─── EXTRACTED TEXT

> -----Original Message-----
> From: Emmanuel Ackaouy [mailto:ack@xxxxxxxxxxxxx]
> Sent: 16 January 2007 16:14
> To: Petersson, Mats
> Cc: xen-devel; Anthony Liguori; David Pilger; Ryan Harper
> Subject: Re: [Xen-devel] Re: NUMA and SMP
>
> On Jan 16, 2007, at 15:19, Petersson, Mats wrote:
> >> There is a strong argument for making hypervisors and OSes NUMA
> >> aware in the sense that:
> >> 1- They know about system topology
> >> 2- They can export this information up the stack to
> applications and
> >> users
> >> 3- They can take in directives from users and applications to
> >> partition
> >> the
> >> host and place some threads and memory in specific partitions.
> >> 4- They use an interleaved (or random) initial memory
> >> placement strategy
> >> by default.
> >>
> >> The argument that the OS on its own -- without user or application
> >> directives -- can make better placement decisions than
> round-robin or
> >> random placement is -- in my opinion -- flawed.
> >
> > Debatable - it depends a lot on WHAT applications you
> expect to run,
> > and
> > how they behave. If you consider an application that frequently
> > allocates and de-allocates memory dynamically in a single threaded
> > process (say compiler), then allocating memory in the local
> node should
> > be the "first choice".
> >
> > Multithreaded apps can use a similar approach, if a thread is
> > allocating
> > memory, it's often a good chance that the memory is being
> used by that
> > thread too [although this doesn't work for message passing between
> > threads, obviously, this is again a case where "knowledge
> from the app"

──────

TASK ITEM
Please continue the NUMA mailing-list email from where it stops, before moving on to the items.

─── INFORMATION PROVIDED

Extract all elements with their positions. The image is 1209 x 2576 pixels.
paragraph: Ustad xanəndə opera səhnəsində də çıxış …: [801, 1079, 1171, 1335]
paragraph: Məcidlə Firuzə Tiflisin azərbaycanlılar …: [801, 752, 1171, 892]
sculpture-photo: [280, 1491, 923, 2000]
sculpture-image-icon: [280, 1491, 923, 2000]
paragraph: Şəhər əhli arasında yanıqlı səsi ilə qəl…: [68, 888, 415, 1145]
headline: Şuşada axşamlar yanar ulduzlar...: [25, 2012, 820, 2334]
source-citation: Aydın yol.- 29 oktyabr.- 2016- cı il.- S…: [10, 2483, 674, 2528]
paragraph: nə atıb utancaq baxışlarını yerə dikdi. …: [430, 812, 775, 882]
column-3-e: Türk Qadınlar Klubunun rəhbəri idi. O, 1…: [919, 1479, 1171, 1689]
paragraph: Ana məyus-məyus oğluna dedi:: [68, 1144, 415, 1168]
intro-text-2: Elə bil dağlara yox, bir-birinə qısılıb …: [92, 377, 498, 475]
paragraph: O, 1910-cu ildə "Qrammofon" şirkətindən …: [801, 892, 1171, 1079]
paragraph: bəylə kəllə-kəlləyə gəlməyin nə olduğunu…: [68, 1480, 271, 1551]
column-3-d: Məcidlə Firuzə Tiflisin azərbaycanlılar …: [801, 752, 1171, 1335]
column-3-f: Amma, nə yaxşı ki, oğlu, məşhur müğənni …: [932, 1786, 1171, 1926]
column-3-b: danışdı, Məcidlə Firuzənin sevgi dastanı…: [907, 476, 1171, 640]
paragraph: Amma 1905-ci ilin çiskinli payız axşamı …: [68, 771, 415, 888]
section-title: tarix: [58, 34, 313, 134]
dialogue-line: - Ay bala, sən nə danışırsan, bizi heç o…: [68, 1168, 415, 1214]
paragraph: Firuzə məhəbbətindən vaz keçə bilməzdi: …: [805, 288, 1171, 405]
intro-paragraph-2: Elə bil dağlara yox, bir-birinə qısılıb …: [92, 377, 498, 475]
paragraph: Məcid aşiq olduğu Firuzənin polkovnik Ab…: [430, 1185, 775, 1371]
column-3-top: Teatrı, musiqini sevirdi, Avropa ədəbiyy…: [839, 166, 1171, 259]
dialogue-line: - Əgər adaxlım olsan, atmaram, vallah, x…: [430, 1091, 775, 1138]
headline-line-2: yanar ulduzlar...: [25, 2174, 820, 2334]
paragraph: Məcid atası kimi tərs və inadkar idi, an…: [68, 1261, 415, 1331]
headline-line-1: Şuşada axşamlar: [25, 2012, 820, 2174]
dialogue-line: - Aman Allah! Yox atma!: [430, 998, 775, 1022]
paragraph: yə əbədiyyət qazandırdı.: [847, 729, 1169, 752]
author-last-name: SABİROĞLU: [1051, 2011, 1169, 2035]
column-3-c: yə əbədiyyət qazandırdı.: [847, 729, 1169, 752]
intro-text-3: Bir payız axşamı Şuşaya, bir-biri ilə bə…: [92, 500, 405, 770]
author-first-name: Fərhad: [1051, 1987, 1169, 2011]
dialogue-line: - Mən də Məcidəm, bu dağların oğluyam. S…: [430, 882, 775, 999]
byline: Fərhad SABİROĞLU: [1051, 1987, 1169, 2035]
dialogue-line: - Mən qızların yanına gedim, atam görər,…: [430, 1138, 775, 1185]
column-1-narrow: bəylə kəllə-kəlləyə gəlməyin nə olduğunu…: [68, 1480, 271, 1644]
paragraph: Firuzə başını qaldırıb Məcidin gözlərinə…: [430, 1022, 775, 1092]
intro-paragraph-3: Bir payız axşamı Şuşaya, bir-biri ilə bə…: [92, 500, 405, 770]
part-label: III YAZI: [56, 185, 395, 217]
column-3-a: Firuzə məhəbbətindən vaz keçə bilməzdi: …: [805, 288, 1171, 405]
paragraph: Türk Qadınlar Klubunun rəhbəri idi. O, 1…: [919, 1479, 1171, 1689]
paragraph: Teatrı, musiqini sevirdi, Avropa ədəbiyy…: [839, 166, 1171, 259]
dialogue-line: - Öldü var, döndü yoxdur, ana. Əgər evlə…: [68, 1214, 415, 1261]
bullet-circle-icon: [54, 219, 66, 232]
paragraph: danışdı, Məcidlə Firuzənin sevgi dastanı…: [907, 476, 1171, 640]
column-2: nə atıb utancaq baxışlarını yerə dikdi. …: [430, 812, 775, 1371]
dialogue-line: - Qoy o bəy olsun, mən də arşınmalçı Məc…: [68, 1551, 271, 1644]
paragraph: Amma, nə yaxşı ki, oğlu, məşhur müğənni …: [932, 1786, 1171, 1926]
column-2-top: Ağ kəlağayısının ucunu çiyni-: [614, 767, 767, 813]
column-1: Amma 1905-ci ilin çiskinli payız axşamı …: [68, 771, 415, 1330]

──────

RESPONSE BOX
> > will be the only better solution than "random"].
> >
> > This approach is by far not perfect, but if you consider that
> > applications often do short term allocations, it makes sense to
> > allocate
> > on the local node if possible.
>
> I do not agree.
>
> Just because a thread happens to run on processor X when
> it first faults in a page off the process' heap doesn't give you
> a good indication that the memory will be used mostly by
> this thread or that the thread will continue running on the
> same processor. There are at least as many cases when
> this assumption is invalid than when it is valid. Without any
> solid indication that something else will work better, round
> robin allocation has to be the default strategy.
My guess would be that noticably more than 50% of all (user-mode) memory
allocations are released within a shorter time than the time quanta used
by the scheduler - which in itself means that it's most likely not going
to swap from one processor to another (although of course an interrupt
may reschedule and move the thread to another processor, of course).
These memory allocations are also usually small, but there may be many
of them done in any second of runtime of the machine. Note that I
haven't made any effort to verify this guess, so if there's some other
data that you have that contradicts my view, then by all means disregard
my thoughts!
>
> Also, if you allow one process to consume a large percentage
> of one node's memory, you are indirectly hurting all competing
> multi-threaded apps which benefit from higher total memory
> bandwidth when they spread their data across nodes.
Yes. There's definitely one of the drawbacks with this method.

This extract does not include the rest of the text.